Aim of the task:
Retype each record below word for word. Leave the pictures out.

Supplied material:
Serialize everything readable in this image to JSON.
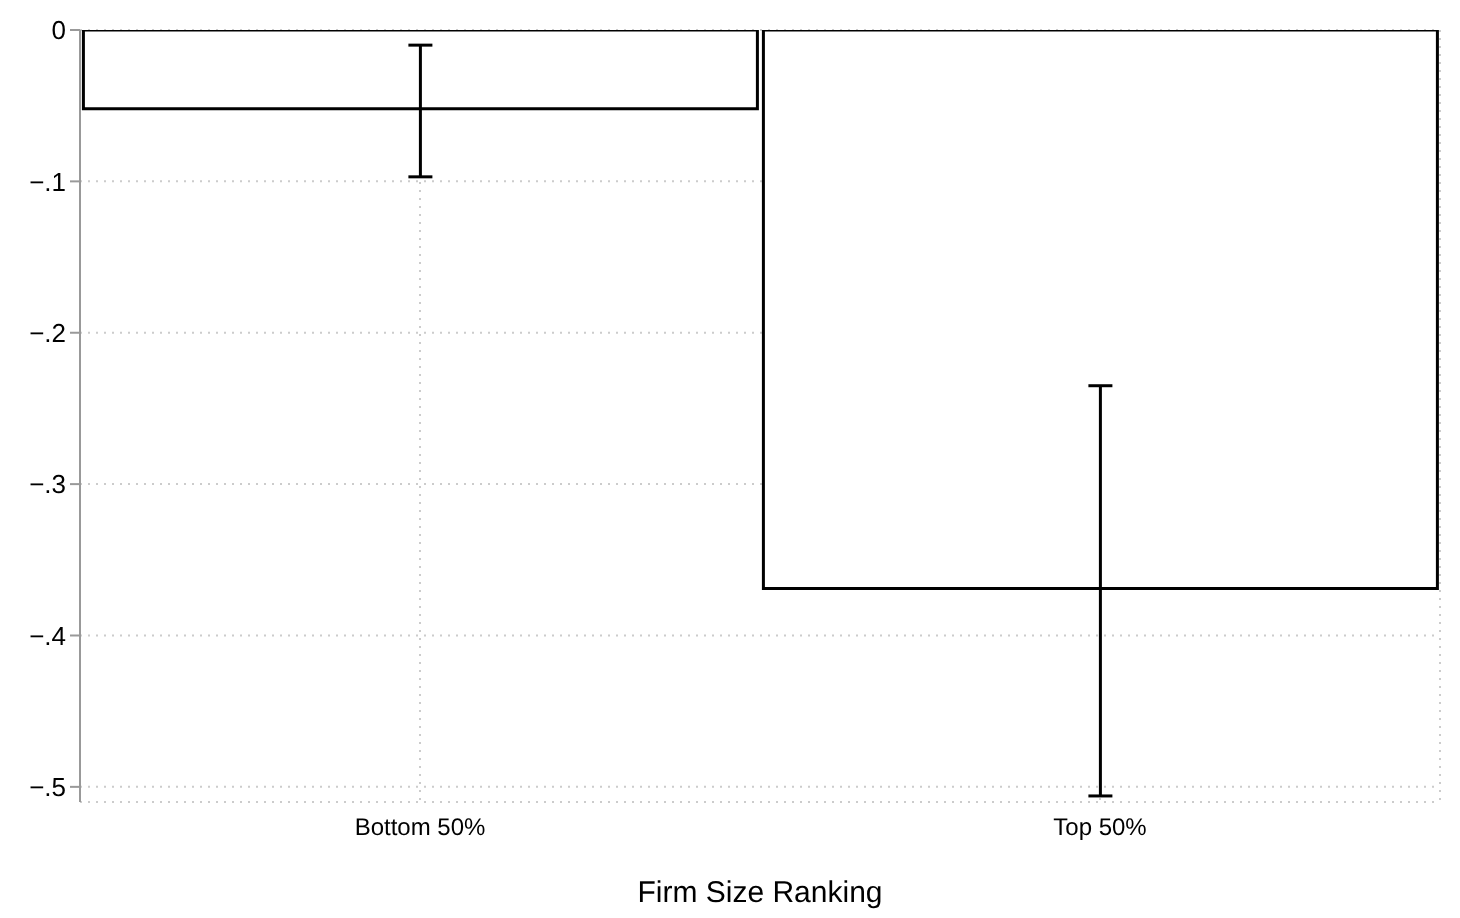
{
  "chart_data": {
    "type": "bar",
    "xlabel": "Firm Size Ranking",
    "categories": [
      "Bottom 50%",
      "Top 50%"
    ],
    "values": [
      -0.052,
      -0.369
    ],
    "errors": [
      [
        -0.097,
        -0.01
      ],
      [
        -0.506,
        -0.235
      ]
    ],
    "color": "#ffffff",
    "ylim": [
      -0.51,
      0
    ],
    "yticks": [
      {
        "value": -0.5,
        "label": "−.5"
      },
      {
        "value": -0.4,
        "label": "−.4"
      },
      {
        "value": -0.3,
        "label": "−.3"
      },
      {
        "value": -0.2,
        "label": "−.2"
      },
      {
        "value": -0.1,
        "label": "−.1"
      },
      0
    ],
    "grid": true
  }
}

Completed task:
Serialize everything readable in this image to JSON.
{
  "chart_data": {
    "type": "bar",
    "xlabel": "Firm Size Ranking",
    "categories": [
      "Bottom 50%",
      "Top 50%"
    ],
    "values": [
      -0.052,
      -0.369
    ],
    "errors": [
      [
        -0.097,
        -0.01
      ],
      [
        -0.506,
        -0.235
      ]
    ],
    "color": "#ffffff",
    "ylim": [
      -0.51,
      0
    ],
    "yticks": [
      {
        "value": -0.5,
        "label": "−.5"
      },
      {
        "value": -0.4,
        "label": "−.4"
      },
      {
        "value": -0.3,
        "label": "−.3"
      },
      {
        "value": -0.2,
        "label": "−.2"
      },
      {
        "value": -0.1,
        "label": "−.1"
      },
      0
    ],
    "grid": true
  }
}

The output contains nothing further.